▶ [THE RECORDS]:
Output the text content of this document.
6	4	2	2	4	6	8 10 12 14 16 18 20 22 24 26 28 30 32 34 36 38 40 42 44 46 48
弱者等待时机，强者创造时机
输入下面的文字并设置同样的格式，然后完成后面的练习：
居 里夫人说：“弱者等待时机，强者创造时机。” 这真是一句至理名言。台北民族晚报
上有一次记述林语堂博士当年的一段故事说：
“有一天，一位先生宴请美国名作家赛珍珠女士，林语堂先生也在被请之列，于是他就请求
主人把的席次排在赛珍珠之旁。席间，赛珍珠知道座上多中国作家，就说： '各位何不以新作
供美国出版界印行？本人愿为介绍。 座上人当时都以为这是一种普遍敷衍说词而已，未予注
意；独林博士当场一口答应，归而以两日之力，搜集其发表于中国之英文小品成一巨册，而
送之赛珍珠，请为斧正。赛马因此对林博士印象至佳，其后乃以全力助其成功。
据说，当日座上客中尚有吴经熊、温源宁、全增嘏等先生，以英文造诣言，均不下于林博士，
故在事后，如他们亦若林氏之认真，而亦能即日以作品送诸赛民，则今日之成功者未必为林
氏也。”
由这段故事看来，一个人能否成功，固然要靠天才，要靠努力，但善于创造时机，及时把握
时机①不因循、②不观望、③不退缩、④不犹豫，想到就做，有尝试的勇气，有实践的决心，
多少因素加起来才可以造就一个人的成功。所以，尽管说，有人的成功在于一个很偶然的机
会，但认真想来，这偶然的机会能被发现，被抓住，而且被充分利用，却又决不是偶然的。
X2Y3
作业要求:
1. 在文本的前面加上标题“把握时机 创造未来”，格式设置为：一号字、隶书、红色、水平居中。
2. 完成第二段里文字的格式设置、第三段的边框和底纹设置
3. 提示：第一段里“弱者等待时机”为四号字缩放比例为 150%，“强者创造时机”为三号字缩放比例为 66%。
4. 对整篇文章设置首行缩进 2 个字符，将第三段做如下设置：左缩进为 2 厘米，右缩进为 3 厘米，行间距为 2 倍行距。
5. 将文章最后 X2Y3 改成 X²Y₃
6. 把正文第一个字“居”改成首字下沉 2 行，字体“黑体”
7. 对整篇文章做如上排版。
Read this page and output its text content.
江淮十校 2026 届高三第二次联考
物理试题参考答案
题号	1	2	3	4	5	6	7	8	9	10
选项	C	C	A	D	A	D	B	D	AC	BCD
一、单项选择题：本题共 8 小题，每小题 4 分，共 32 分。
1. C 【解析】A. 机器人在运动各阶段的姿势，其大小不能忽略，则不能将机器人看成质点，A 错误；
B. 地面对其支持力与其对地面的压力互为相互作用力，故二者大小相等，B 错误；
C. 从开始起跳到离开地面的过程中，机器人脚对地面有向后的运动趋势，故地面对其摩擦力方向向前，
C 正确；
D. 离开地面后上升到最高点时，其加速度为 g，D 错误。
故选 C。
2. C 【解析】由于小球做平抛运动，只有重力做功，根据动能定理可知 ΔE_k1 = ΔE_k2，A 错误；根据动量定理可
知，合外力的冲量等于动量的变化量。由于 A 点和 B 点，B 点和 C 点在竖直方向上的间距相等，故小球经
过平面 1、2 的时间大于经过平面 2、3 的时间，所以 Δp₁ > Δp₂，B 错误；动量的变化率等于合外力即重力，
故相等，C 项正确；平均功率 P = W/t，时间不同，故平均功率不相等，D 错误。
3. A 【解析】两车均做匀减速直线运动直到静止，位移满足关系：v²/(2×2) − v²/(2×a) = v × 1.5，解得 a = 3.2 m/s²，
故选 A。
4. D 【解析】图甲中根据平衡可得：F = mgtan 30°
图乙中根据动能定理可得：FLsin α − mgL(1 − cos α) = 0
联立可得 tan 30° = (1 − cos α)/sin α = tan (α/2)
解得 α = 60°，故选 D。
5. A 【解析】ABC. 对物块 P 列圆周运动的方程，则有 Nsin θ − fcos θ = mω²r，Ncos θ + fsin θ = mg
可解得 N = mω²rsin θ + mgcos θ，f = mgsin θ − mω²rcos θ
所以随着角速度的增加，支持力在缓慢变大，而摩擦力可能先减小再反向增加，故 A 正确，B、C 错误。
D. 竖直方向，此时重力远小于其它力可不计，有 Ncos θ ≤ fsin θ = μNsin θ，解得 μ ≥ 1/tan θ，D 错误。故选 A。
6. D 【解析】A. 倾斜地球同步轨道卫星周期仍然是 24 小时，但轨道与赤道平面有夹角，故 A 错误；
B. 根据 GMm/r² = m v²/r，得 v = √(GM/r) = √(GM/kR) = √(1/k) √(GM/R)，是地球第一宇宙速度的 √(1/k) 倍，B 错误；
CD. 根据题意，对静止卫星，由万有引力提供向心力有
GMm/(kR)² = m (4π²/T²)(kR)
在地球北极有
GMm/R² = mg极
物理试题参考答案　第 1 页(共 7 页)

▶ [TASK STATEMENT]:
Print out every record again, exactly and in full.

▶ [RESULT OF THE TASK]:
Output the text content of this document.
6	4	2	2	4	6	8 10 12 14 16 18 20 22 24 26 28 30 32 34 36 38 40 42 44 46 48
弱者等待时机，强者创造时机
输入下面的文字并设置同样的格式，然后完成后面的练习：
居 里夫人说：“弱者等待时机，强者创造时机。” 这真是一句至理名言。台北民族晚报
上有一次记述林语堂博士当年的一段故事说：
“有一天，一位先生宴请美国名作家赛珍珠女士，林语堂先生也在被请之列，于是他就请求
主人把的席次排在赛珍珠之旁。席间，赛珍珠知道座上多中国作家，就说： '各位何不以新作
供美国出版界印行？本人愿为介绍。 座上人当时都以为这是一种普遍敷衍说词而已，未予注
意；独林博士当场一口答应，归而以两日之力，搜集其发表于中国之英文小品成一巨册，而
送之赛珍珠，请为斧正。赛马因此对林博士印象至佳，其后乃以全力助其成功。
据说，当日座上客中尚有吴经熊、温源宁、全增嘏等先生，以英文造诣言，均不下于林博士，
故在事后，如他们亦若林氏之认真，而亦能即日以作品送诸赛民，则今日之成功者未必为林
氏也。”
由这段故事看来，一个人能否成功，固然要靠天才，要靠努力，但善于创造时机，及时把握
时机①不因循、②不观望、③不退缩、④不犹豫，想到就做，有尝试的勇气，有实践的决心，
多少因素加起来才可以造就一个人的成功。所以，尽管说，有人的成功在于一个很偶然的机
会，但认真想来，这偶然的机会能被发现，被抓住，而且被充分利用，却又决不是偶然的。
X2Y3
作业要求:
1. 在文本的前面加上标题“把握时机 创造未来”，格式设置为：一号字、隶书、红色、水平居中。
2. 完成第二段里文字的格式设置、第三段的边框和底纹设置
3. 提示：第一段里“弱者等待时机”为四号字缩放比例为 150%，“强者创造时机”为三号字缩放比例为 66%。
4. 对整篇文章设置首行缩进 2 个字符，将第三段做如下设置：左缩进为 2 厘米，右缩进为 3 厘米，行间距为 2 倍行距。
5. 将文章最后 X2Y3 改成 X²Y₃
6. 把正文第一个字“居”改成首字下沉 2 行，字体“黑体”
7. 对整篇文章做如上排版。
Read this page and output its text content.
江淮十校 2026 届高三第二次联考
物理试题参考答案
题号	1	2	3	4	5	6	7	8	9	10
选项	C	C	A	D	A	D	B	D	AC	BCD
一、单项选择题：本题共 8 小题，每小题 4 分，共 32 分。
1. C 【解析】A. 机器人在运动各阶段的姿势，其大小不能忽略，则不能将机器人看成质点，A 错误；
B. 地面对其支持力与其对地面的压力互为相互作用力，故二者大小相等，B 错误；
C. 从开始起跳到离开地面的过程中，机器人脚对地面有向后的运动趋势，故地面对其摩擦力方向向前，
C 正确；
D. 离开地面后上升到最高点时，其加速度为 g，D 错误。
故选 C。
2. C 【解析】由于小球做平抛运动，只有重力做功，根据动能定理可知 ΔE_k1 = ΔE_k2，A 错误；根据动量定理可
知，合外力的冲量等于动量的变化量。由于 A 点和 B 点，B 点和 C 点在竖直方向上的间距相等，故小球经
过平面 1、2 的时间大于经过平面 2、3 的时间，所以 Δp₁ > Δp₂，B 错误；动量的变化率等于合外力即重力，
故相等，C 项正确；平均功率 P = W/t，时间不同，故平均功率不相等，D 错误。
3. A 【解析】两车均做匀减速直线运动直到静止，位移满足关系：v²/(2×2) − v²/(2×a) = v × 1.5，解得 a = 3.2 m/s²，
故选 A。
4. D 【解析】图甲中根据平衡可得：F = mgtan 30°
图乙中根据动能定理可得：FLsin α − mgL(1 − cos α) = 0
联立可得 tan 30° = (1 − cos α)/sin α = tan (α/2)
解得 α = 60°，故选 D。
5. A 【解析】ABC. 对物块 P 列圆周运动的方程，则有 Nsin θ − fcos θ = mω²r，Ncos θ + fsin θ = mg
可解得 N = mω²rsin θ + mgcos θ，f = mgsin θ − mω²rcos θ
所以随着角速度的增加，支持力在缓慢变大，而摩擦力可能先减小再反向增加，故 A 正确，B、C 错误。
D. 竖直方向，此时重力远小于其它力可不计，有 Ncos θ ≤ fsin θ = μNsin θ，解得 μ ≥ 1/tan θ，D 错误。故选 A。
6. D 【解析】A. 倾斜地球同步轨道卫星周期仍然是 24 小时，但轨道与赤道平面有夹角，故 A 错误；
B. 根据 GMm/r² = m v²/r，得 v = √(GM/r) = √(GM/kR) = √(1/k) √(GM/R)，是地球第一宇宙速度的 √(1/k) 倍，B 错误；
CD. 根据题意，对静止卫星，由万有引力提供向心力有
GMm/(kR)² = m (4π²/T²)(kR)
在地球北极有
GMm/R² = mg极
物理试题参考答案　第 1 页(共 7 页)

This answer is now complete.